The Sibelius Museum (Finnish: Sibelius-museo, Swedish: Sibeliusmuseum) is a museum of music, named after the Finnish composer Jean Sibelius. The museum is located close to Turku Cathedral in the historical city centre of Turku on the southwest coast of Finland. It is the only museum devoted to music in Finland. The museum houses a wide collection of historical music instruments from around the world. The archives of the museum include documents (sheet music, manuscripts, recordings, photographs, concert programmes, etc.) The museum was first founded during the 1920s as a seminar for the Department of Musicology at Åbo Akademi University and has later developed into its own department. The Museum is currently organised and funded by the Åbo Akademi Foundation. The current building was built and opened in 1968, and it was designed by architect Woldemar Baeckman.

^^^^^^^^

Problem set
[1] From the passage on the Sibelius Museum, write out the part that begins with the words containing "The Sibelius Museum" and ends with "architect Woldemar Baeckman.".
[2] According to the passage on the Sibelius Museum, which architect designed the museum's current building?

^^^^^^^^

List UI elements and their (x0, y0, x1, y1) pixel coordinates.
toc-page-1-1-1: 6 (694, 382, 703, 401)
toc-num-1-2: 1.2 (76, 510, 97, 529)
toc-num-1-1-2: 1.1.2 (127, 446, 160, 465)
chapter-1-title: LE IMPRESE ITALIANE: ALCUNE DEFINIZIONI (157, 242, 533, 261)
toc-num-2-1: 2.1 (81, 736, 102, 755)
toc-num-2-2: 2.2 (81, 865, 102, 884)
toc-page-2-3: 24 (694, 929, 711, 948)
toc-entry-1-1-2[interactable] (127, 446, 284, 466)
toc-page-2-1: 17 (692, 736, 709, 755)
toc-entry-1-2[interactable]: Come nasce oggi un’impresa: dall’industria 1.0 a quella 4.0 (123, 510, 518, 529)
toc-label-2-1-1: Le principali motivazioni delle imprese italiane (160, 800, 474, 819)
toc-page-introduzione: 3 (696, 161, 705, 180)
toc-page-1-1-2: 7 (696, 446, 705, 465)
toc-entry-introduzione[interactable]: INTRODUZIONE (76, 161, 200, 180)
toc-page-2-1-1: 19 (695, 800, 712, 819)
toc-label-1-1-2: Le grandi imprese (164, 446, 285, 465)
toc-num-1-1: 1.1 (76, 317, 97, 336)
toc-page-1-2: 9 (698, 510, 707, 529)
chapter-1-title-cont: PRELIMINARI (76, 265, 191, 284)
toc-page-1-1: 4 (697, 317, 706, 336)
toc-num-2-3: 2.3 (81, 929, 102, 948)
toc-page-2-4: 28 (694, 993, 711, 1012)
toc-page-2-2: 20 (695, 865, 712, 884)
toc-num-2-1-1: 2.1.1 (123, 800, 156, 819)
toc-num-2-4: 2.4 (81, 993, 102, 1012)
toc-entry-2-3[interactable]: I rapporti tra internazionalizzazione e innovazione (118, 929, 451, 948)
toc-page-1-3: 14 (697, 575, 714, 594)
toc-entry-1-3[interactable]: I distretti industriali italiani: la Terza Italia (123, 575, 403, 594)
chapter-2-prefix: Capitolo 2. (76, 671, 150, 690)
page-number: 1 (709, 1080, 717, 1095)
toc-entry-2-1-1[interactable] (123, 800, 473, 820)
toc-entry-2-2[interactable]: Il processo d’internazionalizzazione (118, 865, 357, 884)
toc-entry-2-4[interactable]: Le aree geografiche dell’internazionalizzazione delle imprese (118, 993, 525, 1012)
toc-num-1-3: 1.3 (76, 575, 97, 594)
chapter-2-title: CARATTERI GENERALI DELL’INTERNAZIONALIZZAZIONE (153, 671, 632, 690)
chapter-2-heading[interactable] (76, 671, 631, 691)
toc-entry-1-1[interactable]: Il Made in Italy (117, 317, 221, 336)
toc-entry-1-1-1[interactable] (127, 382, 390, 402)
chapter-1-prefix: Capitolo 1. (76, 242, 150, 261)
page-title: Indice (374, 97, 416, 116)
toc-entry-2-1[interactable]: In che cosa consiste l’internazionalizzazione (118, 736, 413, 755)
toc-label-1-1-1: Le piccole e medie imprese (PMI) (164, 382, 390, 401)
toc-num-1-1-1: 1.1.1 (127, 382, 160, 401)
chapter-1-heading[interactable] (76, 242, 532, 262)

^^^^^^^^

Answers below
[1]
The Sibelius Museum (Finnish: Sibelius-museo, Swedish: Sibeliusmuseum) is a museum of music, named after the Finnish composer Jean Sibelius. The museum is located close to Turku Cathedral in the historical city centre of Turku on the southwest coast of Finland. It is the only museum devoted to music in Finland. The museum houses a wide collection of historical music instruments from around the world. The archives of the museum include documents (sheet music, manuscripts, recordings, photographs, concert programmes, etc.) The museum was first founded during the 1920s as a seminar for the Department of Musicology at Åbo Akademi University and has later developed into its own department. The Museum is currently organised and funded by the Åbo Akademi Foundation. The current building was built and opened in 1968, and it was designed by architect Woldemar Baeckman.

[2] Woldemar Baeckman